··· Records supplied ···
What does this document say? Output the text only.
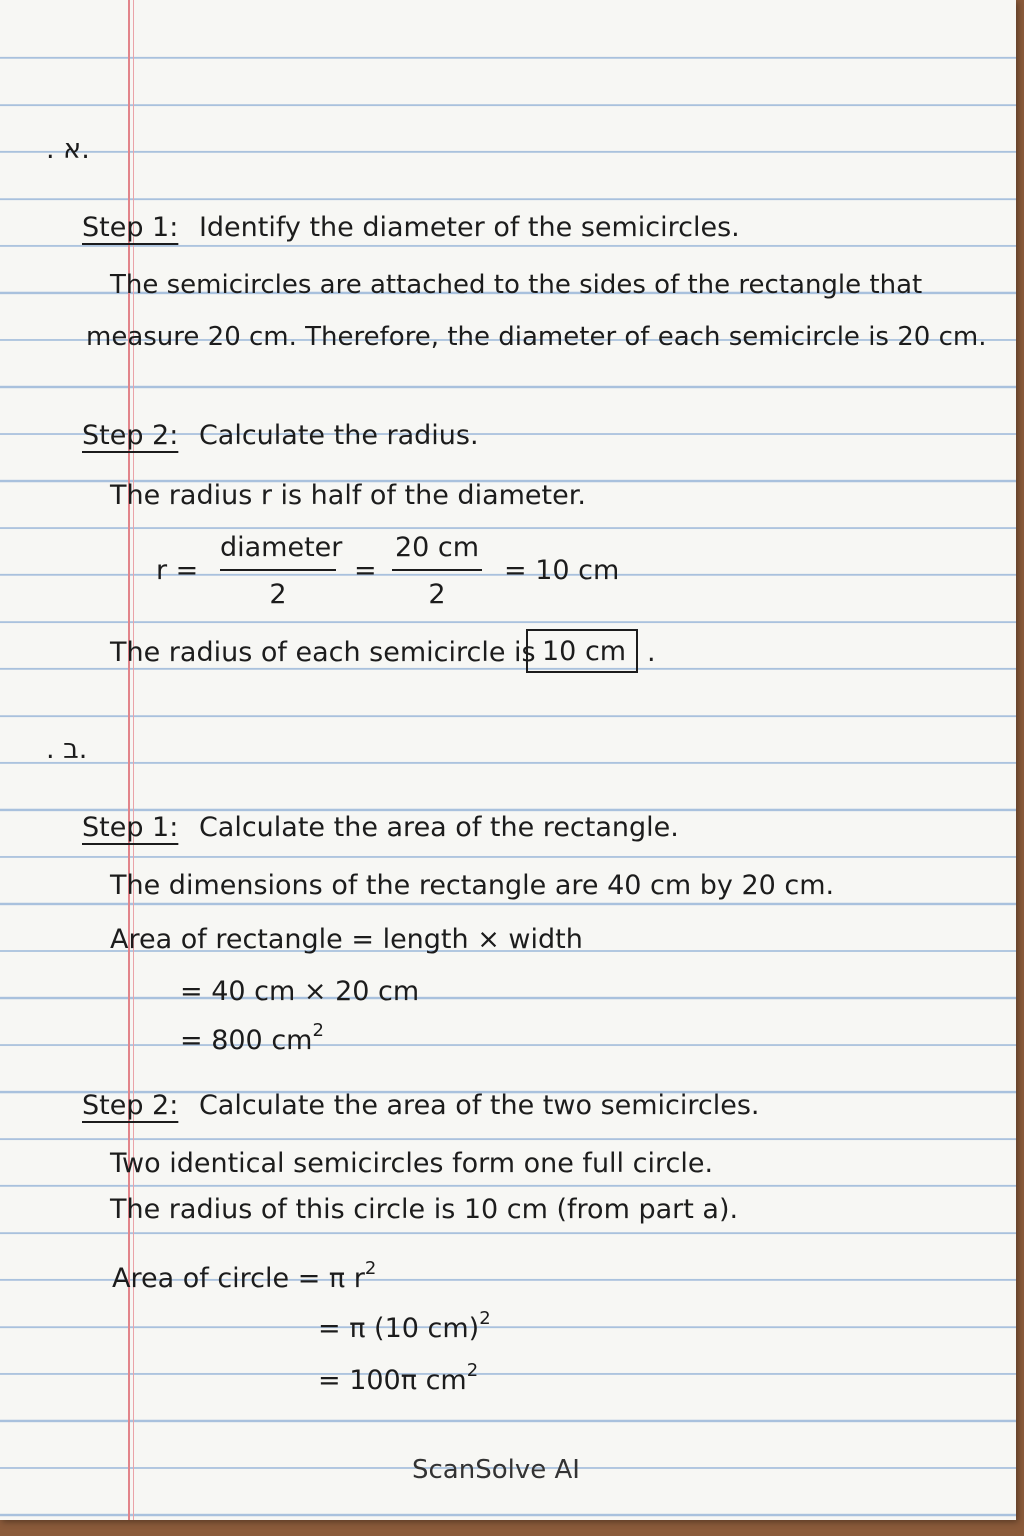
. א.
Step 1: Identify the diameter of the semicircles.
The semicircles are attached to the sides of the rectangle that
measure 20 cm. Therefore, the diameter of each semicircle is 20 cm.
Step 2: Calculate the radius.
The radius r is half of the diameter.
r =
diameter
2
=
20 cm
2
= 10 cm
The radius of each semicircle is 10 cm .
. ב.
Step 1: Calculate the area of the rectangle.
The dimensions of the rectangle are 40 cm by 20 cm.
Area of rectangle = length × width
= 40 cm × 20 cm
= 800 $cm^2$
Step 2: Calculate the area of the two semicircles.
Two identical semicircles form one full circle.
The radius of this circle is 10 cm (from part a).
Area of circle = π $r^2$
= π (10 cm)$^2$
= 100π $cm^2$
ScanSolve AI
···
- Goal of the exercise
Reproduce each line of the records exactly, and omit every picture.

- Exercise solution
What does this document say? Output the text only.
. א.
Step 1: Identify the diameter of the semicircles.
The semicircles are attached to the sides of the rectangle that
measure 20 cm. Therefore, the diameter of each semicircle is 20 cm.
Step 2: Calculate the radius.
The radius r is half of the diameter.
r =
diameter
2
=
20 cm
2
= 10 cm
The radius of each semicircle is 10 cm .
. ב.
Step 1: Calculate the area of the rectangle.
The dimensions of the rectangle are 40 cm by 20 cm.
Area of rectangle = length × width
= 40 cm × 20 cm
= 800 $cm^2$
Step 2: Calculate the area of the two semicircles.
Two identical semicircles form one full circle.
The radius of this circle is 10 cm (from part a).
Area of circle = π $r^2$
= π (10 cm)$^2$
= 100π $cm^2$
ScanSolve AI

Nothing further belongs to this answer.